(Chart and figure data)
------------------------------------------------

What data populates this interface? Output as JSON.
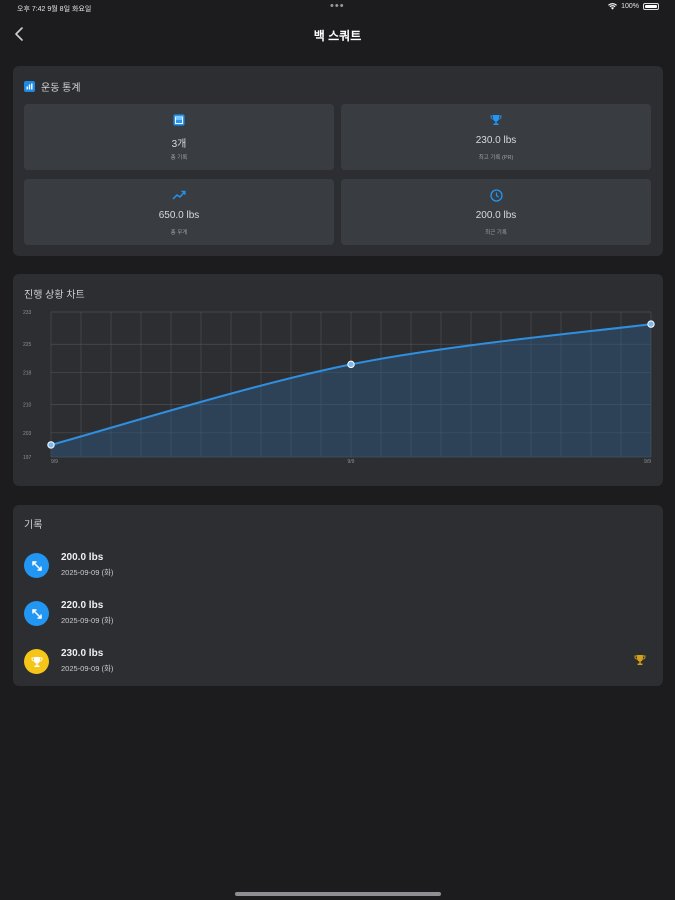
{
  "status": {
    "time": "오후 7:42",
    "date": "9월 8일 화요일",
    "dots": "•••",
    "battery": "100%"
  },
  "nav": {
    "title": "백 스쿼트"
  },
  "stats": {
    "title": "운동 통계",
    "tiles": [
      {
        "icon": "calendar-icon",
        "value": "3개",
        "label": "총 기록"
      },
      {
        "icon": "trophy-icon",
        "value": "230.0 lbs",
        "label": "최고 기록 (PR)"
      },
      {
        "icon": "trending-up-icon",
        "value": "650.0 lbs",
        "label": "총 무게"
      },
      {
        "icon": "clock-icon",
        "value": "200.0 lbs",
        "label": "최근 기록"
      }
    ]
  },
  "chart": {
    "title": "진행 상황 차트",
    "chart_data": {
      "type": "area",
      "x": [
        "9/9",
        "9/9",
        "9/9"
      ],
      "values": [
        200,
        220,
        230
      ],
      "yticks": [
        "197",
        "203",
        "210",
        "218",
        "225",
        "233"
      ],
      "ylim": [
        197,
        233
      ],
      "grid": true,
      "colors": {
        "line": "#2f8fe0",
        "fill": "#2f5a86",
        "point": "#7fb8ec"
      }
    }
  },
  "records": {
    "title": "기록",
    "items": [
      {
        "weight": "200.0 lbs",
        "date": "2025-09-09 (화)",
        "type": "normal",
        "color": "#2196f3"
      },
      {
        "weight": "220.0 lbs",
        "date": "2025-09-09 (화)",
        "type": "normal",
        "color": "#2196f3"
      },
      {
        "weight": "230.0 lbs",
        "date": "2025-09-09 (화)",
        "type": "pr",
        "color": "#f5c518"
      }
    ]
  }
}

------------------------------------------------

_SHORT EXERCISE_
Go through the listing above and quote it exactly, apart from its images.

_THE RESULT_
What data populates this interface? Output as JSON.
{
  "status": {
    "time": "오후 7:42",
    "date": "9월 8일 화요일",
    "dots": "•••",
    "battery": "100%"
  },
  "nav": {
    "title": "백 스쿼트"
  },
  "stats": {
    "title": "운동 통계",
    "tiles": [
      {
        "icon": "calendar-icon",
        "value": "3개",
        "label": "총 기록"
      },
      {
        "icon": "trophy-icon",
        "value": "230.0 lbs",
        "label": "최고 기록 (PR)"
      },
      {
        "icon": "trending-up-icon",
        "value": "650.0 lbs",
        "label": "총 무게"
      },
      {
        "icon": "clock-icon",
        "value": "200.0 lbs",
        "label": "최근 기록"
      }
    ]
  },
  "chart": {
    "title": "진행 상황 차트",
    "chart_data": {
      "type": "area",
      "x": [
        "9/9",
        "9/9",
        "9/9"
      ],
      "values": [
        200,
        220,
        230
      ],
      "yticks": [
        "197",
        "203",
        "210",
        "218",
        "225",
        "233"
      ],
      "ylim": [
        197,
        233
      ],
      "grid": true,
      "colors": {
        "line": "#2f8fe0",
        "fill": "#2f5a86",
        "point": "#7fb8ec"
      }
    }
  },
  "records": {
    "title": "기록",
    "items": [
      {
        "weight": "200.0 lbs",
        "date": "2025-09-09 (화)",
        "type": "normal",
        "color": "#2196f3"
      },
      {
        "weight": "220.0 lbs",
        "date": "2025-09-09 (화)",
        "type": "normal",
        "color": "#2196f3"
      },
      {
        "weight": "230.0 lbs",
        "date": "2025-09-09 (화)",
        "type": "pr",
        "color": "#f5c518"
      }
    ]
  }
}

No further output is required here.